╭─ PROVIDED INFORMATION

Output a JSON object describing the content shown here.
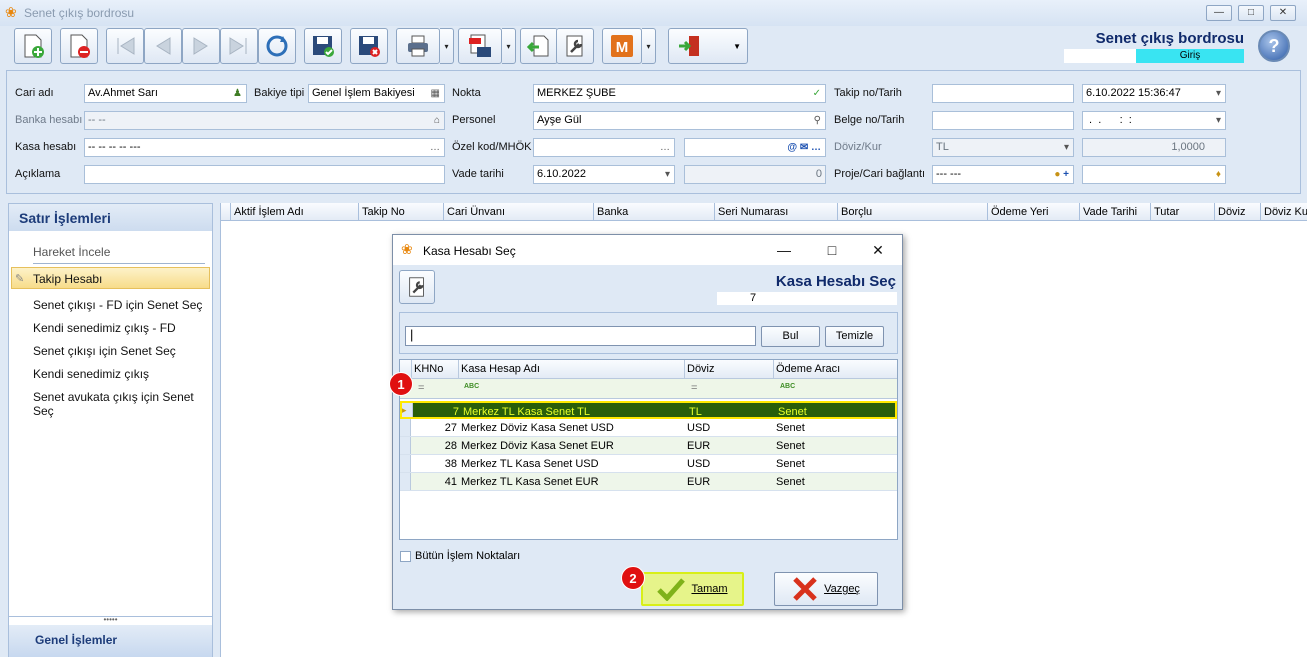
{
  "app": {
    "title": "Senet çıkış bordrosu"
  },
  "header": {
    "form_title": "Senet çıkış bordrosu",
    "status": "Giriş"
  },
  "form": {
    "cari_adi": {
      "label": "Cari adı",
      "value": "Av.Ahmet Sarı"
    },
    "bakiye_tipi": {
      "label": "Bakiye tipi",
      "value": "Genel İşlem Bakiyesi"
    },
    "nokta": {
      "label": "Nokta",
      "value": "MERKEZ ŞUBE"
    },
    "takip_no": {
      "label": "Takip no/Tarih",
      "value": "",
      "date": "6.10.2022 15:36:47"
    },
    "banka_hesabi": {
      "label": "Banka hesabı",
      "value": "-- --"
    },
    "personel": {
      "label": "Personel",
      "value": "Ayşe Gül"
    },
    "belge_no": {
      "label": "Belge no/Tarih",
      "value": "",
      "date": " .  .      :  :"
    },
    "kasa_hesabi": {
      "label": "Kasa hesabı",
      "value": "-- -- -- -- ---"
    },
    "ozel_kod": {
      "label": "Özel kod/MHÖK",
      "value": ""
    },
    "doviz_kur": {
      "label": "Döviz/Kur",
      "currency": "TL",
      "rate": "1,0000"
    },
    "aciklama": {
      "label": "Açıklama",
      "value": ""
    },
    "vade_tarihi": {
      "label": "Vade tarihi",
      "value": "6.10.2022",
      "amount": "0"
    },
    "proje": {
      "label": "Proje/Cari bağlantı",
      "value": "--- ---"
    }
  },
  "left_panel": {
    "header": "Satır İşlemleri",
    "items": [
      "Hareket İncele",
      "Takip Hesabı",
      "Senet çıkışı - FD için Senet Seç",
      "Kendi senedimiz çıkış - FD",
      "Senet çıkışı için Senet Seç",
      "Kendi senedimiz çıkış",
      "Senet avukata çıkış için Senet Seç"
    ],
    "footer": "Genel İşlemler"
  },
  "main_grid": {
    "columns": [
      "Aktif İşlem Adı",
      "Takip No",
      "Cari Ünvanı",
      "Banka",
      "Seri Numarası",
      "Borçlu",
      "Ödeme Yeri",
      "Vade Tarihi",
      "Tutar",
      "Döviz",
      "Döviz Kur"
    ]
  },
  "dialog": {
    "title": "Kasa Hesabı Seç",
    "heading": "Kasa Hesabı Seç",
    "count": "7",
    "search_value": "",
    "find_label": "Bul",
    "clear_label": "Temizle",
    "columns": [
      "KHNo",
      "Kasa Hesap Adı",
      "Döviz",
      "Ödeme Aracı"
    ],
    "filter": {
      "eq1": "=",
      "abc1": "ABC",
      "eq2": "=",
      "abc2": "ABC"
    },
    "rows": [
      {
        "no": "7",
        "name": "Merkez TL Kasa Senet TL",
        "currency": "TL",
        "method": "Senet"
      },
      {
        "no": "27",
        "name": "Merkez Döviz Kasa Senet USD",
        "currency": "USD",
        "method": "Senet"
      },
      {
        "no": "28",
        "name": "Merkez Döviz Kasa Senet EUR",
        "currency": "EUR",
        "method": "Senet"
      },
      {
        "no": "38",
        "name": "Merkez TL Kasa Senet USD",
        "currency": "USD",
        "method": "Senet"
      },
      {
        "no": "41",
        "name": "Merkez TL Kasa Senet EUR",
        "currency": "EUR",
        "method": "Senet"
      }
    ],
    "all_points_label": "Bütün İşlem Noktaları",
    "ok_label": "Tamam",
    "cancel_label": "Vazgeç"
  },
  "callouts": {
    "one": "1",
    "two": "2"
  },
  "colors": {
    "selected_row": "#295e0a",
    "selected_text": "#e8ff2a",
    "highlight": "#e6f48a",
    "callout": "#e01010"
  }
}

╰─

SHORT EXERCISE: Every record above should be written out again exactly; the pictures stay out of the copy.

ANSWER TO THE PROBLEM:
Output a JSON object describing the content shown here.
{
  "app": {
    "title": "Senet çıkış bordrosu"
  },
  "header": {
    "form_title": "Senet çıkış bordrosu",
    "status": "Giriş"
  },
  "form": {
    "cari_adi": {
      "label": "Cari adı",
      "value": "Av.Ahmet Sarı"
    },
    "bakiye_tipi": {
      "label": "Bakiye tipi",
      "value": "Genel İşlem Bakiyesi"
    },
    "nokta": {
      "label": "Nokta",
      "value": "MERKEZ ŞUBE"
    },
    "takip_no": {
      "label": "Takip no/Tarih",
      "value": "",
      "date": "6.10.2022 15:36:47"
    },
    "banka_hesabi": {
      "label": "Banka hesabı",
      "value": "-- --"
    },
    "personel": {
      "label": "Personel",
      "value": "Ayşe Gül"
    },
    "belge_no": {
      "label": "Belge no/Tarih",
      "value": "",
      "date": " .  .      :  :"
    },
    "kasa_hesabi": {
      "label": "Kasa hesabı",
      "value": "-- -- -- -- ---"
    },
    "ozel_kod": {
      "label": "Özel kod/MHÖK",
      "value": ""
    },
    "doviz_kur": {
      "label": "Döviz/Kur",
      "currency": "TL",
      "rate": "1,0000"
    },
    "aciklama": {
      "label": "Açıklama",
      "value": ""
    },
    "vade_tarihi": {
      "label": "Vade tarihi",
      "value": "6.10.2022",
      "amount": "0"
    },
    "proje": {
      "label": "Proje/Cari bağlantı",
      "value": "--- ---"
    }
  },
  "left_panel": {
    "header": "Satır İşlemleri",
    "items": [
      "Hareket İncele",
      "Takip Hesabı",
      "Senet çıkışı - FD için Senet Seç",
      "Kendi senedimiz çıkış - FD",
      "Senet çıkışı için Senet Seç",
      "Kendi senedimiz çıkış",
      "Senet avukata çıkış için Senet Seç"
    ],
    "footer": "Genel İşlemler"
  },
  "main_grid": {
    "columns": [
      "Aktif İşlem Adı",
      "Takip No",
      "Cari Ünvanı",
      "Banka",
      "Seri Numarası",
      "Borçlu",
      "Ödeme Yeri",
      "Vade Tarihi",
      "Tutar",
      "Döviz",
      "Döviz Kur"
    ]
  },
  "dialog": {
    "title": "Kasa Hesabı Seç",
    "heading": "Kasa Hesabı Seç",
    "count": "7",
    "search_value": "",
    "find_label": "Bul",
    "clear_label": "Temizle",
    "columns": [
      "KHNo",
      "Kasa Hesap Adı",
      "Döviz",
      "Ödeme Aracı"
    ],
    "filter": {
      "eq1": "=",
      "abc1": "ABC",
      "eq2": "=",
      "abc2": "ABC"
    },
    "rows": [
      {
        "no": "7",
        "name": "Merkez TL Kasa Senet TL",
        "currency": "TL",
        "method": "Senet"
      },
      {
        "no": "27",
        "name": "Merkez Döviz Kasa Senet USD",
        "currency": "USD",
        "method": "Senet"
      },
      {
        "no": "28",
        "name": "Merkez Döviz Kasa Senet EUR",
        "currency": "EUR",
        "method": "Senet"
      },
      {
        "no": "38",
        "name": "Merkez TL Kasa Senet USD",
        "currency": "USD",
        "method": "Senet"
      },
      {
        "no": "41",
        "name": "Merkez TL Kasa Senet EUR",
        "currency": "EUR",
        "method": "Senet"
      }
    ],
    "all_points_label": "Bütün İşlem Noktaları",
    "ok_label": "Tamam",
    "cancel_label": "Vazgeç"
  },
  "callouts": {
    "one": "1",
    "two": "2"
  },
  "colors": {
    "selected_row": "#295e0a",
    "selected_text": "#e8ff2a",
    "highlight": "#e6f48a",
    "callout": "#e01010"
  }
}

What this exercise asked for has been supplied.